* EXERCISE TASK:
Every line of the records must be repeated exactly; pictures stay out.

++++ SUPPLIED RECORDS ++++

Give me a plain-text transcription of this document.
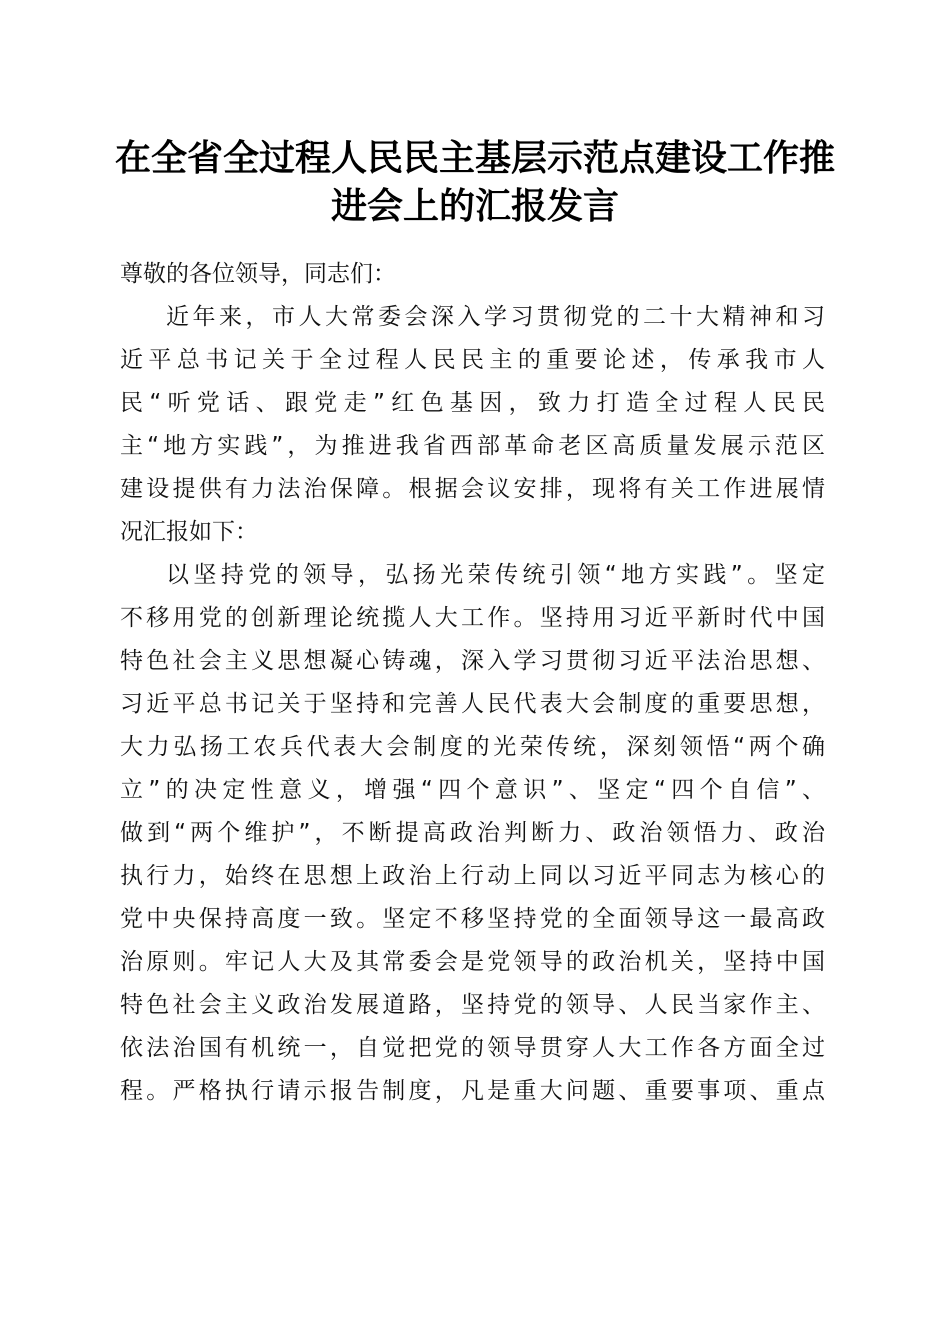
在全省全过程人民民主基层示范点建设工作推
进会上的汇报发言

尊敬的各位领导，同志们：

近年来，市人大常委会深入学习贯彻党的二十大精神和习
近平总书记关于全过程人民民主的重要论述，传承我市人
民“听党话、跟党走”红色基因，致力打造全过程人民民
主“地方实践”，为推进我省西部革命老区高质量发展示范区
建设提供有力法治保障。根据会议安排，现将有关工作进展情
况汇报如下：

以坚持党的领导，弘扬光荣传统引领“地方实践”。坚定
不移用党的创新理论统揽人大工作。坚持用习近平新时代中国
特色社会主义思想凝心铸魂，深入学习贯彻习近平法治思想、
习近平总书记关于坚持和完善人民代表大会制度的重要思想，
大力弘扬工农兵代表大会制度的光荣传统，深刻领悟“两个确
立”的决定性意义，增强“四个意识”、坚定“四个自信”、
做到“两个维护”，不断提高政治判断力、政治领悟力、政治
执行力，始终在思想上政治上行动上同以习近平同志为核心的
党中央保持高度一致。坚定不移坚持党的全面领导这一最高政
治原则。牢记人大及其常委会是党领导的政治机关，坚持中国
特色社会主义政治发展道路，坚持党的领导、人民当家作主、
依法治国有机统一，自觉把党的领导贯穿人大工作各方面全过
程。严格执行请示报告制度，凡是重大问题、重要事项、重点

++++

* RESPONSE TO THE TASK:
Give me a plain-text transcription of this document.
在全省全过程人民民主基层示范点建设工作推
进会上的汇报发言

尊敬的各位领导，同志们：

近年来，市人大常委会深入学习贯彻党的二十大精神和习
近平总书记关于全过程人民民主的重要论述，传承我市人
民“听党话、跟党走”红色基因，致力打造全过程人民民
主“地方实践”，为推进我省西部革命老区高质量发展示范区
建设提供有力法治保障。根据会议安排，现将有关工作进展情
况汇报如下：

以坚持党的领导，弘扬光荣传统引领“地方实践”。坚定
不移用党的创新理论统揽人大工作。坚持用习近平新时代中国
特色社会主义思想凝心铸魂，深入学习贯彻习近平法治思想、
习近平总书记关于坚持和完善人民代表大会制度的重要思想，
大力弘扬工农兵代表大会制度的光荣传统，深刻领悟“两个确
立”的决定性意义，增强“四个意识”、坚定“四个自信”、
做到“两个维护”，不断提高政治判断力、政治领悟力、政治
执行力，始终在思想上政治上行动上同以习近平同志为核心的
党中央保持高度一致。坚定不移坚持党的全面领导这一最高政
治原则。牢记人大及其常委会是党领导的政治机关，坚持中国
特色社会主义政治发展道路，坚持党的领导、人民当家作主、
依法治国有机统一，自觉把党的领导贯穿人大工作各方面全过
程。严格执行请示报告制度，凡是重大问题、重要事项、重点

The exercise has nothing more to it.